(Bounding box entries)
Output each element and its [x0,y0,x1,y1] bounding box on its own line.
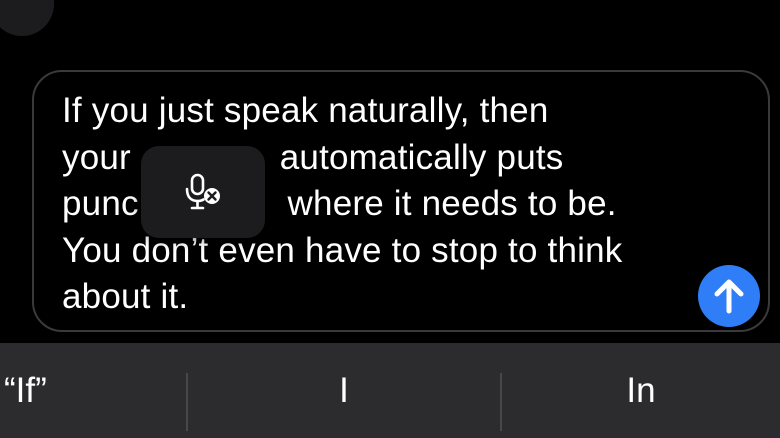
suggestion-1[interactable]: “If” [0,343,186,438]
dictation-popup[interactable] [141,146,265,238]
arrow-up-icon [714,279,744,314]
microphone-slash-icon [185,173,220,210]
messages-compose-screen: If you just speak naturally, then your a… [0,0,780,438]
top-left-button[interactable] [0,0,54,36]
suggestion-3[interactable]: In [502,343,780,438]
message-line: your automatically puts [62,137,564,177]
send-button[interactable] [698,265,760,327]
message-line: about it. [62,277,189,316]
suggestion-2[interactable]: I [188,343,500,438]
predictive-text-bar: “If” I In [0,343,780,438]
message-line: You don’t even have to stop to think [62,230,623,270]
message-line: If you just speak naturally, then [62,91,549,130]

--

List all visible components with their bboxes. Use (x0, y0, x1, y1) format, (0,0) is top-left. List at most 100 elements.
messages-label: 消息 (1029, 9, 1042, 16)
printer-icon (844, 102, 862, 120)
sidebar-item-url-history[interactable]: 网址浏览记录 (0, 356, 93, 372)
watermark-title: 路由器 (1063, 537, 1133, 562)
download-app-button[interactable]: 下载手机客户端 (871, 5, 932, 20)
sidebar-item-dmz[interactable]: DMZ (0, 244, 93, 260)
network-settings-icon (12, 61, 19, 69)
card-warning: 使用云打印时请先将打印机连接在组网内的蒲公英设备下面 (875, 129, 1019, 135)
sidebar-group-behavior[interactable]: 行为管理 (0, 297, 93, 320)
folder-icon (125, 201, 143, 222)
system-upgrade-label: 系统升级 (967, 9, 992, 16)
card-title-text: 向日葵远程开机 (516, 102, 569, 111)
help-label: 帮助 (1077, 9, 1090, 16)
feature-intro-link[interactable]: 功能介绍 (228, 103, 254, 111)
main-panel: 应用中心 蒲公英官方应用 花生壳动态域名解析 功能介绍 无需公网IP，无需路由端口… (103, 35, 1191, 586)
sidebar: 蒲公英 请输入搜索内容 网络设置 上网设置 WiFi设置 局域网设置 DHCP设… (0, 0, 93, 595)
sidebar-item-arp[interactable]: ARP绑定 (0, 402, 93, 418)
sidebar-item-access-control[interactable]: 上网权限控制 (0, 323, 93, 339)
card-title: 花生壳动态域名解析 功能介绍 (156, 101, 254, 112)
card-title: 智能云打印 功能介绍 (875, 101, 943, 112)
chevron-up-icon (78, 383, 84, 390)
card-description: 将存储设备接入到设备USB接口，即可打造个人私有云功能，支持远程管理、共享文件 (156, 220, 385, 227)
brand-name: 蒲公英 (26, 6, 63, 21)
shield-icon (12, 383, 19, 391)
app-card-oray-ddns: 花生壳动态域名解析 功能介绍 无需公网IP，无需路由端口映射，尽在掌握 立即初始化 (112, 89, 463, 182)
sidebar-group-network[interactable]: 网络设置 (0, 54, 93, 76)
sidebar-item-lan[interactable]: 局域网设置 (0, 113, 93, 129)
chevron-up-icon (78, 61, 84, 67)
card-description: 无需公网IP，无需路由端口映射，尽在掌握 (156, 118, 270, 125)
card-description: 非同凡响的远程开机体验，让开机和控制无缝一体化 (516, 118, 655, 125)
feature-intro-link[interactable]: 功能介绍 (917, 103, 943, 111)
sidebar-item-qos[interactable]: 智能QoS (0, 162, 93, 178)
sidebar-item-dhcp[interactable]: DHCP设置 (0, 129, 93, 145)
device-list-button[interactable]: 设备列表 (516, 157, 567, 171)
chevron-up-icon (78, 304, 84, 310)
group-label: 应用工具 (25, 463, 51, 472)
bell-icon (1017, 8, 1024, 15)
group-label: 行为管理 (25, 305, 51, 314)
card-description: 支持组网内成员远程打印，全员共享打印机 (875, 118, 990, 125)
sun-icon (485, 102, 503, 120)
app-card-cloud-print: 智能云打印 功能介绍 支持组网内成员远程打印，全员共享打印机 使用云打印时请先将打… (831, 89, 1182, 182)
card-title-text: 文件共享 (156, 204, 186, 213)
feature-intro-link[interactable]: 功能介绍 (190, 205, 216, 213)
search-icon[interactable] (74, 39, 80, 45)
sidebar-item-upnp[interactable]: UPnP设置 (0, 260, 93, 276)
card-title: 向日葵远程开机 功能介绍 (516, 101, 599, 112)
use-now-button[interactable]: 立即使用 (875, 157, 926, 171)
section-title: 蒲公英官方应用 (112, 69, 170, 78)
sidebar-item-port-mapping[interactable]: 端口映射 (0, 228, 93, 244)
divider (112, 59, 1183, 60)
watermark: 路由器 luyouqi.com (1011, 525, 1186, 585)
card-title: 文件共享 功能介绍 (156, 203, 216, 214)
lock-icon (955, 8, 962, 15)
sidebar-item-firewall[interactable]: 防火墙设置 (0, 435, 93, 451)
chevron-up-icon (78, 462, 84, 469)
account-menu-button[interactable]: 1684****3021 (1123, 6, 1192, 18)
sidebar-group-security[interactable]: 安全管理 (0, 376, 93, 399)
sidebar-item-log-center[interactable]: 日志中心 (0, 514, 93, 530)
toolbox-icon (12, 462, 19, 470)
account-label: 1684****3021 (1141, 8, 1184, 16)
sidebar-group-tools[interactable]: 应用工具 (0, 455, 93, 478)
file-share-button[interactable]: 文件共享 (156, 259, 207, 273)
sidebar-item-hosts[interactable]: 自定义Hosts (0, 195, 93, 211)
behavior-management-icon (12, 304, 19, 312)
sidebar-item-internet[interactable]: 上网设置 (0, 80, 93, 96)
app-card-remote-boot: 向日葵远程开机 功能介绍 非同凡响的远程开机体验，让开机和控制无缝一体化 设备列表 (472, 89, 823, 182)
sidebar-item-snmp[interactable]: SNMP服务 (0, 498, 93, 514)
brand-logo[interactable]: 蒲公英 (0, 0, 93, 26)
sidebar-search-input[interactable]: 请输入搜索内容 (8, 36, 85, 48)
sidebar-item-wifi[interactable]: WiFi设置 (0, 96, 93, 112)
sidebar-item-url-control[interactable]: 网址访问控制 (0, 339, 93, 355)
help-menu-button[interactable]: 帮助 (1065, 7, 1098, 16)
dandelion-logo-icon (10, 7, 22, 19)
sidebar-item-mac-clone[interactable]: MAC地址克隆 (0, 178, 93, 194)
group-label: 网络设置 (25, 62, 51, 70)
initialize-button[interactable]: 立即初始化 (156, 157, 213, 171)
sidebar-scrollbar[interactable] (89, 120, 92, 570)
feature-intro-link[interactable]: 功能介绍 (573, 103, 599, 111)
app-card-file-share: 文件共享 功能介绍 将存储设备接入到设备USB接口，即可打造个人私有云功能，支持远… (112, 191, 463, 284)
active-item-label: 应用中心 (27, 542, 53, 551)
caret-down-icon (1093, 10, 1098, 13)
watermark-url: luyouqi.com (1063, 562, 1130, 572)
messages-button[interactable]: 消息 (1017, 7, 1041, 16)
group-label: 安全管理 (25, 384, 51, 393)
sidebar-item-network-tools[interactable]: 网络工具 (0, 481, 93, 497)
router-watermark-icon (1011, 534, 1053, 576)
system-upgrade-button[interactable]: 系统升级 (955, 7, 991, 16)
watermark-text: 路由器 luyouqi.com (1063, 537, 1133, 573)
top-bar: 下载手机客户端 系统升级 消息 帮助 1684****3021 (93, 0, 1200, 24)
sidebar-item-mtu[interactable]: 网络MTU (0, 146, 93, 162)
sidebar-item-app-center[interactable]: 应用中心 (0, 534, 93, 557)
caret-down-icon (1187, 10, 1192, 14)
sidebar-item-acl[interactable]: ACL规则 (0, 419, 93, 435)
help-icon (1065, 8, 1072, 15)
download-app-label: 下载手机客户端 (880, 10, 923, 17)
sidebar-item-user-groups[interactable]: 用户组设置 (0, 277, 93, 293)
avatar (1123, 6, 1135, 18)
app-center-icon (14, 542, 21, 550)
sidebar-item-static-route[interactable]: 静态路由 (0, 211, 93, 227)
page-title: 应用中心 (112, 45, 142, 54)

▶ [Exercise goal]:
Format the entries as a Markdown table with the columns Row and Entry, numbering each line and leaving out blank lines. Begin at the line that has "List all visible" and stop after the line that has "card-warning: 使用云打印时请先将打印机连接在组网内的蒲公英设备下面 (875, 129, 1019, 135)".

▶ [Full answer]:
| Row | Entry |
|---|---|
| 1 | List all visible components with their bboxes. Use (x0, y0, x1, y1) format, (0,0) is top-left. List at most 100 elements. |
| 2 | messages-label: 消息 (1029, 9, 1042, 16) |
| 3 | printer-icon (844, 102, 862, 120) |
| 4 | sidebar-item-url-history[interactable]: 网址浏览记录 (0, 356, 93, 372) |
| 5 | watermark-title: 路由器 (1063, 537, 1133, 562) |
| 6 | download-app-button[interactable]: 下载手机客户端 (871, 5, 932, 20) |
| 7 | sidebar-item-dmz[interactable]: DMZ (0, 244, 93, 260) |
| 8 | network-settings-icon (12, 61, 19, 69) |
| 9 | card-warning: 使用云打印时请先将打印机连接在组网内的蒲公英设备下面 (875, 129, 1019, 135) |